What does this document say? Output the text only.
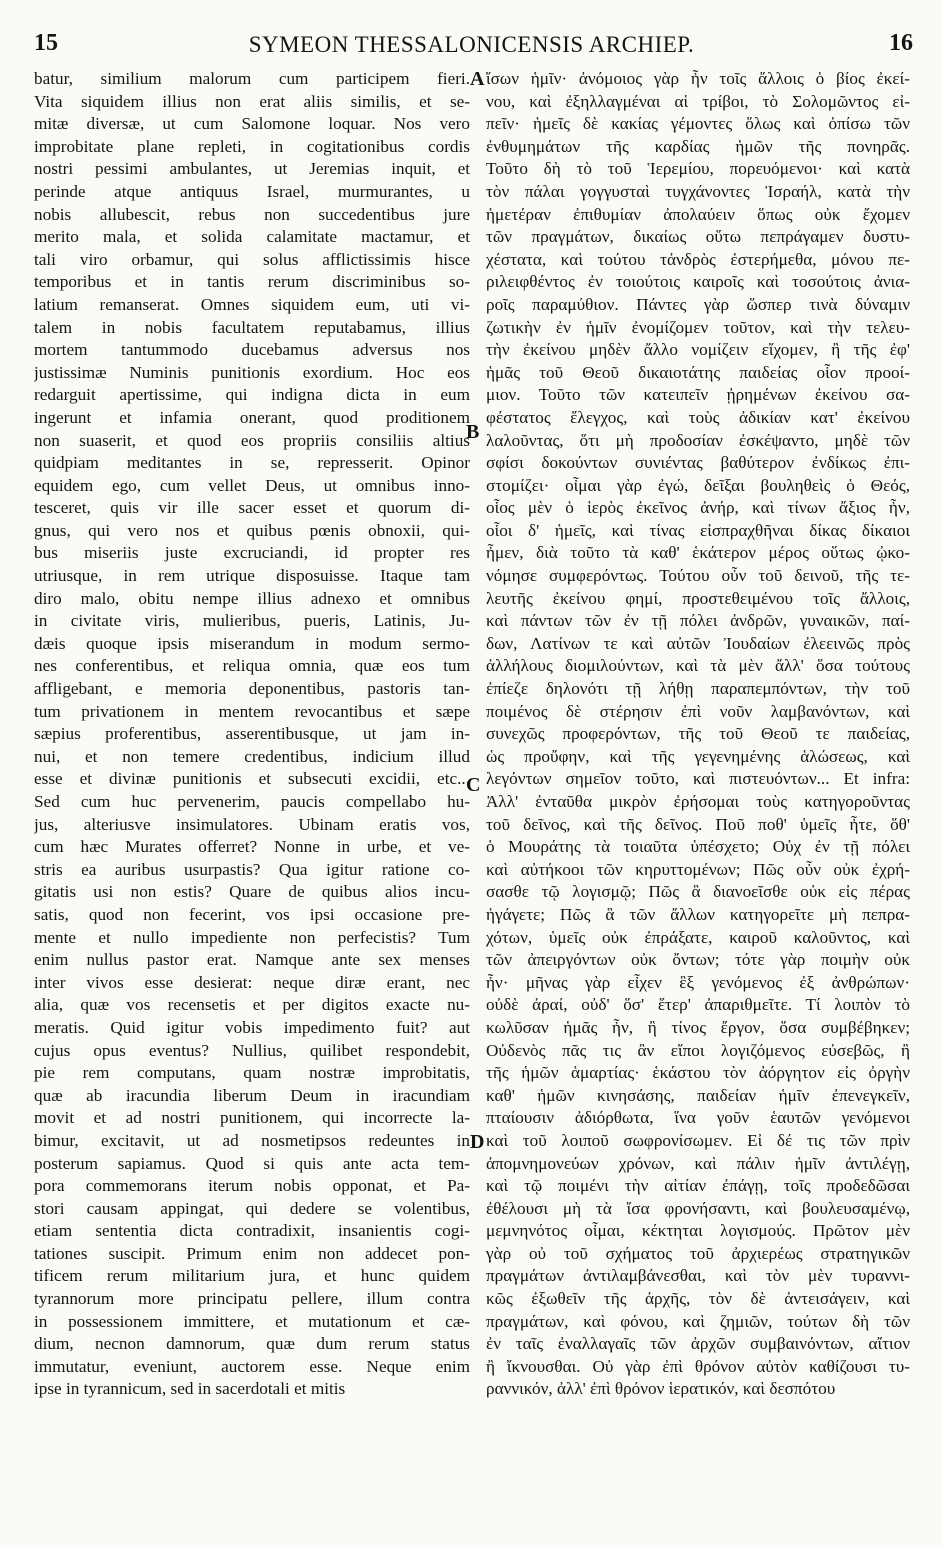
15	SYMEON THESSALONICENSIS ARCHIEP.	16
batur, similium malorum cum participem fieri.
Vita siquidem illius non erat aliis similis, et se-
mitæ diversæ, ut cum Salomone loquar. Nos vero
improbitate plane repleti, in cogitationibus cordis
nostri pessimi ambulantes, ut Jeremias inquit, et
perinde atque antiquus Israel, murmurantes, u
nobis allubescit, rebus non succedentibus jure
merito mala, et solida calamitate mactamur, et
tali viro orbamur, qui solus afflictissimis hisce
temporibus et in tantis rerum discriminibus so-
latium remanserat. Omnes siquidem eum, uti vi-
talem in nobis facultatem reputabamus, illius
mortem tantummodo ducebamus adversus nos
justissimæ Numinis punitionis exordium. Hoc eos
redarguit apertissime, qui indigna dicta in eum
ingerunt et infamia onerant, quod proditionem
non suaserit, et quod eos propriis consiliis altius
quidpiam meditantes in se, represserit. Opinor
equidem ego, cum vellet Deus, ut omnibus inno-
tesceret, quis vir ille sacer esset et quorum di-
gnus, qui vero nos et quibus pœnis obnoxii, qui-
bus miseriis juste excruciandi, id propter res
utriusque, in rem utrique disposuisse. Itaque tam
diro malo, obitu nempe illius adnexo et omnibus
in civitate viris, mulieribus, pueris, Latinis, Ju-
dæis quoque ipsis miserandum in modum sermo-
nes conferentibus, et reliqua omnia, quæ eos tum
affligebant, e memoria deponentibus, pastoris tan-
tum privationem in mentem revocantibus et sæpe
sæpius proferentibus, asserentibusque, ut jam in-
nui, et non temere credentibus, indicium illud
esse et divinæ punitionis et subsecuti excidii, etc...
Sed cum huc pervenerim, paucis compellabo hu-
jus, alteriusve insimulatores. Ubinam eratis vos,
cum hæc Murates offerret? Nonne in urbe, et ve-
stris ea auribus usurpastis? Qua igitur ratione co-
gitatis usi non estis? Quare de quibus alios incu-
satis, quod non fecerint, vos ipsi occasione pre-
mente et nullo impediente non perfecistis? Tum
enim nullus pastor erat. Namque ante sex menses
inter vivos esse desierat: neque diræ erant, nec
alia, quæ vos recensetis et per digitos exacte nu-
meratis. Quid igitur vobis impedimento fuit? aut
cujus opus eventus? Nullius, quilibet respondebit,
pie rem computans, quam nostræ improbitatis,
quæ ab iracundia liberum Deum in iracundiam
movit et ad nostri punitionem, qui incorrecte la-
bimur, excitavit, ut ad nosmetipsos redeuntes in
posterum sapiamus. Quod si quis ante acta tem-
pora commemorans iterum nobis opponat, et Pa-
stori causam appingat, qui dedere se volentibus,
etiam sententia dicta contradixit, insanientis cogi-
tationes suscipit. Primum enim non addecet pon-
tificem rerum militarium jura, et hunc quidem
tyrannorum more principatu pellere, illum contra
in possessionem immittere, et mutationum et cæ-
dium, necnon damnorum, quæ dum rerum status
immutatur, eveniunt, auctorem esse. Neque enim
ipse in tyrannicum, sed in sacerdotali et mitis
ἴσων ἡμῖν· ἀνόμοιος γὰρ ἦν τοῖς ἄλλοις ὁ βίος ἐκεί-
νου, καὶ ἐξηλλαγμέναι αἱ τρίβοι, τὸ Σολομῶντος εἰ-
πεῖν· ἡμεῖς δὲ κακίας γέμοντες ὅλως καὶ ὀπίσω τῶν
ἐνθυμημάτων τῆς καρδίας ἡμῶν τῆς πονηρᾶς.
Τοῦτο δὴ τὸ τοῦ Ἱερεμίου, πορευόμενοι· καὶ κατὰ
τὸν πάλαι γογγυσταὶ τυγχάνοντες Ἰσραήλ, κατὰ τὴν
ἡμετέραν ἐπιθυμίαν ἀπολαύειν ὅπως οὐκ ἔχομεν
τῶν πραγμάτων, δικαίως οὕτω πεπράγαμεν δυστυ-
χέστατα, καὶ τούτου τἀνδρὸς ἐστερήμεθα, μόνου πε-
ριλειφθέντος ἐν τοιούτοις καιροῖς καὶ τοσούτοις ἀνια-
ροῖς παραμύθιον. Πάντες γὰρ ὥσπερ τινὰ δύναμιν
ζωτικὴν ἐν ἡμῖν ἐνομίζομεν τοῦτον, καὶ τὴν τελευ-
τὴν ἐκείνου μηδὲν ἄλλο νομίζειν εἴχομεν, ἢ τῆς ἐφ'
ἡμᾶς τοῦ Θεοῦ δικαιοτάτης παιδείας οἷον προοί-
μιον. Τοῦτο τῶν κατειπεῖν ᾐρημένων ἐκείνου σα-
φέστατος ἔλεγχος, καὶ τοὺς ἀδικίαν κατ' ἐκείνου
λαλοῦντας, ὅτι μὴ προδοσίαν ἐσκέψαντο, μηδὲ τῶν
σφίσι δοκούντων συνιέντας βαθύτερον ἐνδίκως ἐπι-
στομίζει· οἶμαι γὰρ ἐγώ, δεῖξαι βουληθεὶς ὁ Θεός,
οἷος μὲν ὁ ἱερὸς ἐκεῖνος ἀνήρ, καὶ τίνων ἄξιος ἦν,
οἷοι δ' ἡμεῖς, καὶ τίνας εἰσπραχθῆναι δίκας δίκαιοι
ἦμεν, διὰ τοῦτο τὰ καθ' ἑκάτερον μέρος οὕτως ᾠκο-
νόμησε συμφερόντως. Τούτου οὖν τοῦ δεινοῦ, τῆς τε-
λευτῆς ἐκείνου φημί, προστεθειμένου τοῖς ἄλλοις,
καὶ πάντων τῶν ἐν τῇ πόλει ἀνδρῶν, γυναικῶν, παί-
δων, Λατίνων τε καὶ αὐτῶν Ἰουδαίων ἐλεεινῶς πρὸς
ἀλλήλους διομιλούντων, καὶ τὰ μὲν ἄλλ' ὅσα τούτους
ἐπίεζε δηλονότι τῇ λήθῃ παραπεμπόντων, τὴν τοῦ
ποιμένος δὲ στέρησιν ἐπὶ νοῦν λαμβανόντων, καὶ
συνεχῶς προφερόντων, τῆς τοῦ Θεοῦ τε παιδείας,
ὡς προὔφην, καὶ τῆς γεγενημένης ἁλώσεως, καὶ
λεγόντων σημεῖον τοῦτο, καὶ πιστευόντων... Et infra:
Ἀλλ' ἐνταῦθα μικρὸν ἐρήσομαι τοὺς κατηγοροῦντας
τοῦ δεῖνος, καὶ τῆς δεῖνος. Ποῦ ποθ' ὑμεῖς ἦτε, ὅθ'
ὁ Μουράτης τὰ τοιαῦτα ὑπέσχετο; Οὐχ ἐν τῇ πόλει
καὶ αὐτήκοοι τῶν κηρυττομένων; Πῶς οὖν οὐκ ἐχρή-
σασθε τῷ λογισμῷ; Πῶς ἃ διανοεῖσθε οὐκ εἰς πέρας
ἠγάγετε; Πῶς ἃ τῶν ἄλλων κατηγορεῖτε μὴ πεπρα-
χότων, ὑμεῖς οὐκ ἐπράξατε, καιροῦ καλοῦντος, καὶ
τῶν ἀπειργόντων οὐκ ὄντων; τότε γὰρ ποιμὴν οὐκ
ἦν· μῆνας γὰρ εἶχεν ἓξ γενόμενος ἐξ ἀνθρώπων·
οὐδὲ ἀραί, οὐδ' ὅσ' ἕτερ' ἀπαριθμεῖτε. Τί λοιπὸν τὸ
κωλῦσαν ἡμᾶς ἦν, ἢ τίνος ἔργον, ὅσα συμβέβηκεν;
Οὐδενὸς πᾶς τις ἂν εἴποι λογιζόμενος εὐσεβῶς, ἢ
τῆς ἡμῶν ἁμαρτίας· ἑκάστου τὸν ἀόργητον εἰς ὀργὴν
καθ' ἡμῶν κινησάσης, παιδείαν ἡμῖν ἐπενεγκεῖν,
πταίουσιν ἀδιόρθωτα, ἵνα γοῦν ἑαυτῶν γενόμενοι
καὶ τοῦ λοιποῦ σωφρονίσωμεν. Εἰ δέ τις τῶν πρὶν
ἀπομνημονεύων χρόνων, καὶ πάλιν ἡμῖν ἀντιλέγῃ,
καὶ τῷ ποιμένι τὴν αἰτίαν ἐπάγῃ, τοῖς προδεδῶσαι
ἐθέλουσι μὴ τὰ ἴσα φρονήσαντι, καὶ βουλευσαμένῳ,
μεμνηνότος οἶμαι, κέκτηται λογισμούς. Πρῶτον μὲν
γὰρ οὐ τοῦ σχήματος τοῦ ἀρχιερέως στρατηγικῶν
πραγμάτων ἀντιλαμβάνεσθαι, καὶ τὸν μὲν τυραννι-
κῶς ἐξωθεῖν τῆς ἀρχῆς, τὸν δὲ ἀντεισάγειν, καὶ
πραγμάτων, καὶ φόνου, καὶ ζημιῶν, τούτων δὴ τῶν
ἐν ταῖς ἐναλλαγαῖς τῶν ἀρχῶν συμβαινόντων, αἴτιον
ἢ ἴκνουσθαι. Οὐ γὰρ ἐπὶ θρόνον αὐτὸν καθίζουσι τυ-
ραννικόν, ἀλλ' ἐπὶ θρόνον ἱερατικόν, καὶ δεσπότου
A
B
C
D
· · ·
▶ Written problem
Tally the lines of the material above that contain the word "τοὺς" and report the total alone.

▶ Final answer
2